# [Raw records]
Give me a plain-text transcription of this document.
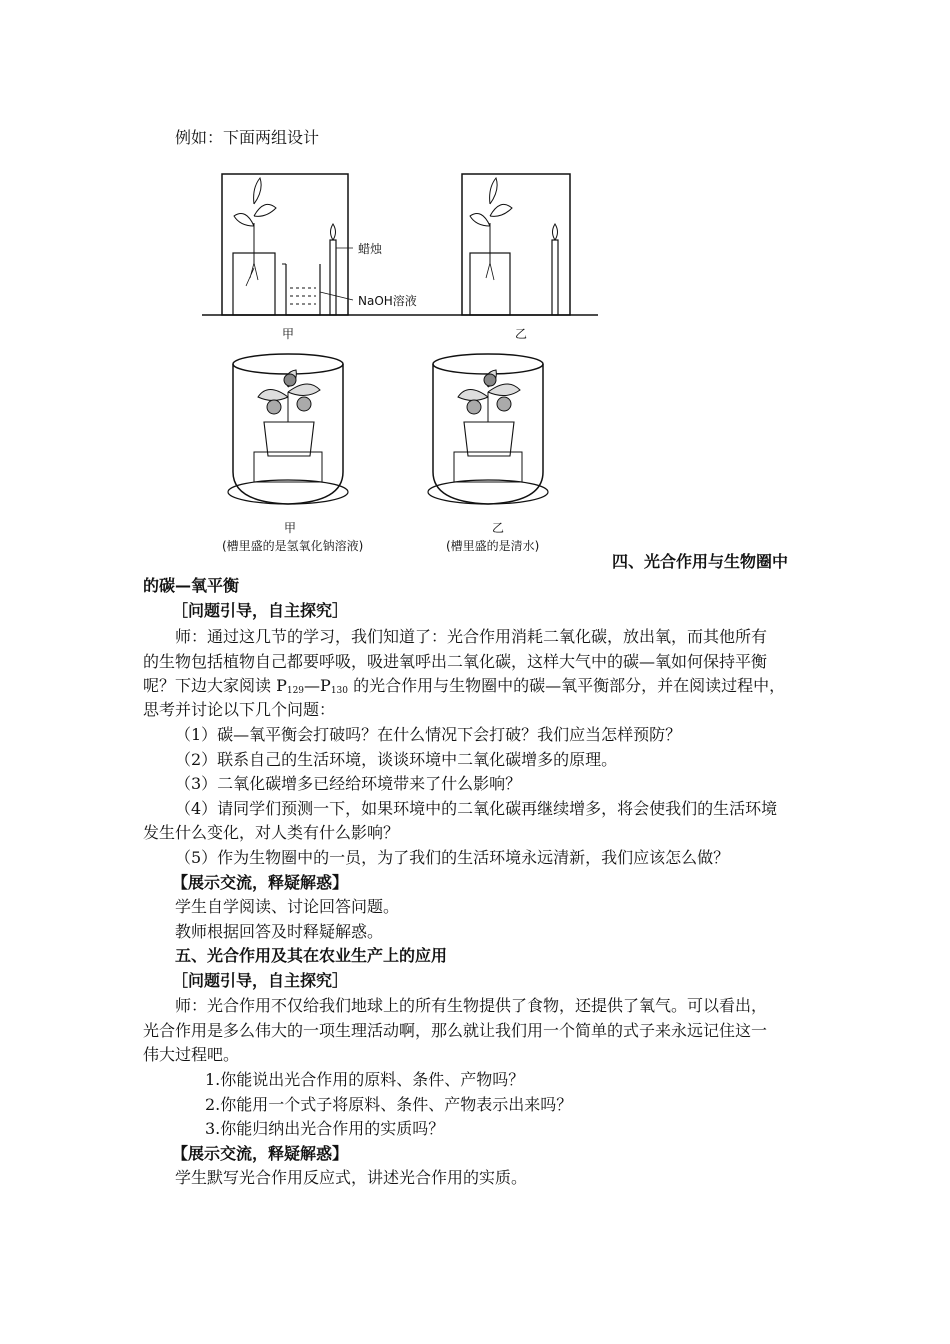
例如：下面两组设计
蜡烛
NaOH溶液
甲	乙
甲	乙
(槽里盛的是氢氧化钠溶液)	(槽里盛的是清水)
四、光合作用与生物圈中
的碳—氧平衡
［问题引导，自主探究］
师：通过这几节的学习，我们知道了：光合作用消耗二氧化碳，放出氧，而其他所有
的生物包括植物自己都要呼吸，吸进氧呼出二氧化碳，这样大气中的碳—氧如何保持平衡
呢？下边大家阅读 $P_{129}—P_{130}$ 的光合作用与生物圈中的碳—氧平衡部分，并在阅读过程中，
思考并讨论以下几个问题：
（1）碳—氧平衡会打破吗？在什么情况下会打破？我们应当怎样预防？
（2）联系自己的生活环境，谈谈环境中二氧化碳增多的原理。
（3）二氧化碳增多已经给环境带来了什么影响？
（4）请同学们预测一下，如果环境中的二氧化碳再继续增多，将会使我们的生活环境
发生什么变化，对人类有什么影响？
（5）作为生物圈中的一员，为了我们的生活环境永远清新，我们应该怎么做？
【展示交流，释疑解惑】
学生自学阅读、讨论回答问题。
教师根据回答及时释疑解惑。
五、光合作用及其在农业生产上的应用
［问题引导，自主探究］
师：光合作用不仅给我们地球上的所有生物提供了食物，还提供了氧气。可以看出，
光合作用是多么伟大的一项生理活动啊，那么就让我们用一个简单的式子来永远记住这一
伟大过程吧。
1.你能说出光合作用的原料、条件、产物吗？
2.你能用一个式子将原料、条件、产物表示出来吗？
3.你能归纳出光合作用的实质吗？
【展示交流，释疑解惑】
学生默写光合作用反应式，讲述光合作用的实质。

--

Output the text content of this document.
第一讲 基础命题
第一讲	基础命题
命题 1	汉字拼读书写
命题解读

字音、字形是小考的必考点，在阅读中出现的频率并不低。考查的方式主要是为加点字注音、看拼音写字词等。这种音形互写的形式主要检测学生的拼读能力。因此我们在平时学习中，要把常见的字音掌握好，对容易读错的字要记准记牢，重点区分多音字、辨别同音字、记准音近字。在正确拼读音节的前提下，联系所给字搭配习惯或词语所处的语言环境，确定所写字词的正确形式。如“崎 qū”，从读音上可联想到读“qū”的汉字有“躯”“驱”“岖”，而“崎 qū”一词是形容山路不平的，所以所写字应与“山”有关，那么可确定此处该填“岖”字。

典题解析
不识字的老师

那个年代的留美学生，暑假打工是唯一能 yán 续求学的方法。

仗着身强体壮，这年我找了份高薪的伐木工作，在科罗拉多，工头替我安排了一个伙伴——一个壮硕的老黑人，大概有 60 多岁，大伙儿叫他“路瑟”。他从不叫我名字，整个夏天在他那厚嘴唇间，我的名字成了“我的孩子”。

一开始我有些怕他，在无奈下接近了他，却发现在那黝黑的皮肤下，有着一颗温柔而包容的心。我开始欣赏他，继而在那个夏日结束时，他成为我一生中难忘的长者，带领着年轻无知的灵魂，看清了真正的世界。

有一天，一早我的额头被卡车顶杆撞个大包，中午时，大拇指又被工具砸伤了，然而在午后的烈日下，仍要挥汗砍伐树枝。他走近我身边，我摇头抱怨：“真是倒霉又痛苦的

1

# [Problem]
From the listing above, copy all lines holding the word "text".

# [The reply]
Give me a plain-text transcription of this document.
Output the text content of this document.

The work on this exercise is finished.